**WHAT TO DO**
Every line below that holds the string "color" should be copied out.

**RECORDS TO USE**
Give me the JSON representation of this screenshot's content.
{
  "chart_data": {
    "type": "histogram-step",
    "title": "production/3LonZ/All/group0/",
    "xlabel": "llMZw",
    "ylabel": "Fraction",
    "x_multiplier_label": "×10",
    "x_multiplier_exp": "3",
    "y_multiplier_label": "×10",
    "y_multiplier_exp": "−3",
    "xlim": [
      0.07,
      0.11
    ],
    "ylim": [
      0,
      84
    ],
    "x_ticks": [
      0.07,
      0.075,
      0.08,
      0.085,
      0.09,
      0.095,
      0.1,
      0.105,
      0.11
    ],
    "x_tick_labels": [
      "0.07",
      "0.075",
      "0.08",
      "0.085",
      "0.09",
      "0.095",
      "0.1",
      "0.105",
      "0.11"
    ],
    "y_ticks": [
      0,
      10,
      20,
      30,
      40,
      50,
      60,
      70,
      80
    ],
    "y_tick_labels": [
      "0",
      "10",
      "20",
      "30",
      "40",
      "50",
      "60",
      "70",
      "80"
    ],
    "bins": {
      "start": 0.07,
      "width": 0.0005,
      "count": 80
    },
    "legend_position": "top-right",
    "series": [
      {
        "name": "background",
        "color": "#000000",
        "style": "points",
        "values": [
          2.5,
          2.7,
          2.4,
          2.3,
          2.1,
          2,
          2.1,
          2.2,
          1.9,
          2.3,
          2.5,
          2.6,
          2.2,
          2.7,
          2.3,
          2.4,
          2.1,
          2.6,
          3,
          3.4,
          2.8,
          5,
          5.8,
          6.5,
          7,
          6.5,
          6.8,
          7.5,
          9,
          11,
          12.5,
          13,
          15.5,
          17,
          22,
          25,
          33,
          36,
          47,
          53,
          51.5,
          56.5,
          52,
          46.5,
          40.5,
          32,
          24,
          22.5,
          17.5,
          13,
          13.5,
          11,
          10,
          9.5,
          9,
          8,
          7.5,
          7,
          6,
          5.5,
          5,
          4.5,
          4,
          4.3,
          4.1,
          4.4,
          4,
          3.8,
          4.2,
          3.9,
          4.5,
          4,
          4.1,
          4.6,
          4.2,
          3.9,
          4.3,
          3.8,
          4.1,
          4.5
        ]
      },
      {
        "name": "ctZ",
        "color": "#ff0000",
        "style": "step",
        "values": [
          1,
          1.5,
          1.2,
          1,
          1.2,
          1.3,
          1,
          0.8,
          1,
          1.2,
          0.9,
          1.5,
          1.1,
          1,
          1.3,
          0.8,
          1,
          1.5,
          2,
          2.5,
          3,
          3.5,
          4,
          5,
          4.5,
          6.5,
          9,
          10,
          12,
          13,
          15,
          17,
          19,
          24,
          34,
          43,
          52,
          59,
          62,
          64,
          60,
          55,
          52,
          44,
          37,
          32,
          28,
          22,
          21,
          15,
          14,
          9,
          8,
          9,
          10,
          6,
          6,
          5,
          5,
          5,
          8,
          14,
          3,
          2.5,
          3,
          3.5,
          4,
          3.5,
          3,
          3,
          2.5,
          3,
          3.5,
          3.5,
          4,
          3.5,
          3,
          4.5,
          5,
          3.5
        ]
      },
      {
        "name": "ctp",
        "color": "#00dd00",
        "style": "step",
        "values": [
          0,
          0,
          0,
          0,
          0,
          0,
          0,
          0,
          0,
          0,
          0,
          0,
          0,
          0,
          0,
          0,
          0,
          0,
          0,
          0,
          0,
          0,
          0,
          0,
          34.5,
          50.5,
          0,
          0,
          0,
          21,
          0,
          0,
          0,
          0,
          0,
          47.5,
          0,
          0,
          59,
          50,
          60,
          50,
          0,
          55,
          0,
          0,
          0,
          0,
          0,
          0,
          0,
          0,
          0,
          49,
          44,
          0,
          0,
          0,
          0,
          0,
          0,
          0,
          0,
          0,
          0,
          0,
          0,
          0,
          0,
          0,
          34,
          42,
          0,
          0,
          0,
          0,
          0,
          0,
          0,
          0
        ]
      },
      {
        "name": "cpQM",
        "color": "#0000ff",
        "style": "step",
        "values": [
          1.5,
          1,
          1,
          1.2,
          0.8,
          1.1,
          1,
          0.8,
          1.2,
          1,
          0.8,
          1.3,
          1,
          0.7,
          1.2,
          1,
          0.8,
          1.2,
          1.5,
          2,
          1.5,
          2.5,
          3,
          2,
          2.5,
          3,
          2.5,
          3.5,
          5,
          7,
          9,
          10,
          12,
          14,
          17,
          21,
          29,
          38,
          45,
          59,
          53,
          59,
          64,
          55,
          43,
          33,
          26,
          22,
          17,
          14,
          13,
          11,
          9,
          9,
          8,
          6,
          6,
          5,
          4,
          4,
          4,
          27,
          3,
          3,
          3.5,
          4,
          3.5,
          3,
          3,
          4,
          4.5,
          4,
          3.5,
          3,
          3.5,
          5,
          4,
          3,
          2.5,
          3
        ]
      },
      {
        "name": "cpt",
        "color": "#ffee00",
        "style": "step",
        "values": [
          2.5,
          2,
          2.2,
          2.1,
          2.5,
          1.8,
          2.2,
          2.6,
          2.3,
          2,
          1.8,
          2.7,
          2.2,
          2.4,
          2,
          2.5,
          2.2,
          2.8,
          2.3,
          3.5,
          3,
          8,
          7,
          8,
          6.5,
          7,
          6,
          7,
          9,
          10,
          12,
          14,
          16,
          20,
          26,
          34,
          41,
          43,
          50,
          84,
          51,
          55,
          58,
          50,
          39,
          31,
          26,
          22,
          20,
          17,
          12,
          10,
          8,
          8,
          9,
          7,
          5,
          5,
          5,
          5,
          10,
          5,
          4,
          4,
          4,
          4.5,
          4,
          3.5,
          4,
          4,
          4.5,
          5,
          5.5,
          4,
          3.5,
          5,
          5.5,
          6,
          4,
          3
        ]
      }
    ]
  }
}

**FULL SOLUTION**
        "color": "#000000",
        "color": "#ff0000",
        "color": "#00dd00",
        "color": "#0000ff",
        "color": "#ffee00",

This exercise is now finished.